Select every line of the data below that contains the word "Iron" and copy each one out.

----

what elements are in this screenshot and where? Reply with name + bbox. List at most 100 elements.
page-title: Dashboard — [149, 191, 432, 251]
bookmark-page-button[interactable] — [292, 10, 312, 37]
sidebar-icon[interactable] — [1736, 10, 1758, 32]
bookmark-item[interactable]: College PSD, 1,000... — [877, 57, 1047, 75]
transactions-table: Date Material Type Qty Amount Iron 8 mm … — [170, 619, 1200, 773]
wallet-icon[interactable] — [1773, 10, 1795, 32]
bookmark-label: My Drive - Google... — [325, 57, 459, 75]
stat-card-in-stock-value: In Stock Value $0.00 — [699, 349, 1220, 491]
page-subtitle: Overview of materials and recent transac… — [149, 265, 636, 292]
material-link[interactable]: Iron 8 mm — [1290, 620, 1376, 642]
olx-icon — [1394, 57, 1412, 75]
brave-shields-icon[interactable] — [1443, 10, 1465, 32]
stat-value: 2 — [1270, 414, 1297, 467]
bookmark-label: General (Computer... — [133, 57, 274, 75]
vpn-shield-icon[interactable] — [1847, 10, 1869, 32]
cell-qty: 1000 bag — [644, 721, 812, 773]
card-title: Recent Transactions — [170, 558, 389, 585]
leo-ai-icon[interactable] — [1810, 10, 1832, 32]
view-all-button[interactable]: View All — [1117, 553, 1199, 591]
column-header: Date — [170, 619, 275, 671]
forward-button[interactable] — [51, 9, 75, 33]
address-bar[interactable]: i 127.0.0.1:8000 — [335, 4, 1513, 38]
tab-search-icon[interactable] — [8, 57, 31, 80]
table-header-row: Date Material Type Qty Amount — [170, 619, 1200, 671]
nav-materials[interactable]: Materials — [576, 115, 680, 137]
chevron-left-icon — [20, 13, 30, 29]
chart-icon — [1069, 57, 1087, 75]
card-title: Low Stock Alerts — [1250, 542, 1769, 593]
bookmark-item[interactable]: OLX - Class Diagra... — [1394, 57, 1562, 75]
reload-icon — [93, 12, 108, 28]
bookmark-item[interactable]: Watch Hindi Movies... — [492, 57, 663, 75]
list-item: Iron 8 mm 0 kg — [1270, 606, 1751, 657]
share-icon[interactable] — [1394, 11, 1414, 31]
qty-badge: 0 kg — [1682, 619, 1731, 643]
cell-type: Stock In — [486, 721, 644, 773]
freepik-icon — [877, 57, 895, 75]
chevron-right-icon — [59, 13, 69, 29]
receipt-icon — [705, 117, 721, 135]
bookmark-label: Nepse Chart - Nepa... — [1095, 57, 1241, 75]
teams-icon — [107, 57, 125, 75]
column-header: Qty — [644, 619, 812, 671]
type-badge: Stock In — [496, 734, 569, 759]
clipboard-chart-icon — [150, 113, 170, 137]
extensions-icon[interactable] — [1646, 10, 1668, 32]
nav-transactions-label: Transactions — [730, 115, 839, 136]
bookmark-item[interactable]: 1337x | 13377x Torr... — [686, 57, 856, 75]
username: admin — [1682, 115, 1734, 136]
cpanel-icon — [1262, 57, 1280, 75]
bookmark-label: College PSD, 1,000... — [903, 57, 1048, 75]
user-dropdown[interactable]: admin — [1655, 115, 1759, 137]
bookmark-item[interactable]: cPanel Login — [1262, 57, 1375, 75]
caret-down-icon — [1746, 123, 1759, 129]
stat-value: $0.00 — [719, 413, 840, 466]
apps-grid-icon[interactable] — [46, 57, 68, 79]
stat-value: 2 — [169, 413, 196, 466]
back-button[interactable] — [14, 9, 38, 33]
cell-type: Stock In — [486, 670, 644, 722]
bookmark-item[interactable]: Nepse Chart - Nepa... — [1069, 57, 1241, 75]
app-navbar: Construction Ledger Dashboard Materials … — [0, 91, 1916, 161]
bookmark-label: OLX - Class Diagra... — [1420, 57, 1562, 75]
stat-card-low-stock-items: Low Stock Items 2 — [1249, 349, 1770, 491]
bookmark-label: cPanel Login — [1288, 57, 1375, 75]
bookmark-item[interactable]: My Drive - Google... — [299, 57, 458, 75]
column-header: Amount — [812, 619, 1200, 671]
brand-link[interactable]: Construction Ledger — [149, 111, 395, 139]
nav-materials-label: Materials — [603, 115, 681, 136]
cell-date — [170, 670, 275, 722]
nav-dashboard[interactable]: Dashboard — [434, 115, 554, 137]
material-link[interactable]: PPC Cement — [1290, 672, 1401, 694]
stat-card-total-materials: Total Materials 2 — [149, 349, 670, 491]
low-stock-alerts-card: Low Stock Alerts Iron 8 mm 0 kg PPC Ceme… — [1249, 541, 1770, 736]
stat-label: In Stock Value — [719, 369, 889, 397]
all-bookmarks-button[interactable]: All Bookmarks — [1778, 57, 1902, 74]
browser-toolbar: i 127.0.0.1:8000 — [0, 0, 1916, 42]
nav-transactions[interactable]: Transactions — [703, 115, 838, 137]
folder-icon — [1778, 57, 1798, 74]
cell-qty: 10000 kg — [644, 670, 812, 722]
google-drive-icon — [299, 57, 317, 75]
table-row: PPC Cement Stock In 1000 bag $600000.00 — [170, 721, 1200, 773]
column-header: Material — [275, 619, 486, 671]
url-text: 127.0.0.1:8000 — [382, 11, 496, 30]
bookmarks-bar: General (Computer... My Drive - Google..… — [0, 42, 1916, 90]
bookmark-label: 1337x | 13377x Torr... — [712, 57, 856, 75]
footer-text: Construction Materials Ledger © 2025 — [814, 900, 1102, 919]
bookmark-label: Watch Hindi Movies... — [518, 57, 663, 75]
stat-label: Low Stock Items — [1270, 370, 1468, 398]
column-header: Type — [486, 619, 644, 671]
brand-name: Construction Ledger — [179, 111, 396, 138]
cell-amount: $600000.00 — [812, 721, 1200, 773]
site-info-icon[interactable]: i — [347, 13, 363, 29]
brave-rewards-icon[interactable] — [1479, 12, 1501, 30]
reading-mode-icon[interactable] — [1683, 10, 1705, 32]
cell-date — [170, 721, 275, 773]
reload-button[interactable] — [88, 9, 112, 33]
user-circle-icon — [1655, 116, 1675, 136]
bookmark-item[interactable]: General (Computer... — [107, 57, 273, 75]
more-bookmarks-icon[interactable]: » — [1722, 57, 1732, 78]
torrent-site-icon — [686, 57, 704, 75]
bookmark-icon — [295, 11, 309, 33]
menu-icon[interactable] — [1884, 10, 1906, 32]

----

» **Worked answer**:
transactions-table: Date Material Type Qty Amount Iron 8 mm … — [170, 619, 1200, 773]
material-link[interactable]: Iron 8 mm — [1290, 620, 1376, 642]
list-item: Iron 8 mm 0 kg — [1270, 606, 1751, 657]
low-stock-alerts-card: Low Stock Alerts Iron 8 mm 0 kg PPC Ceme… — [1249, 541, 1770, 736]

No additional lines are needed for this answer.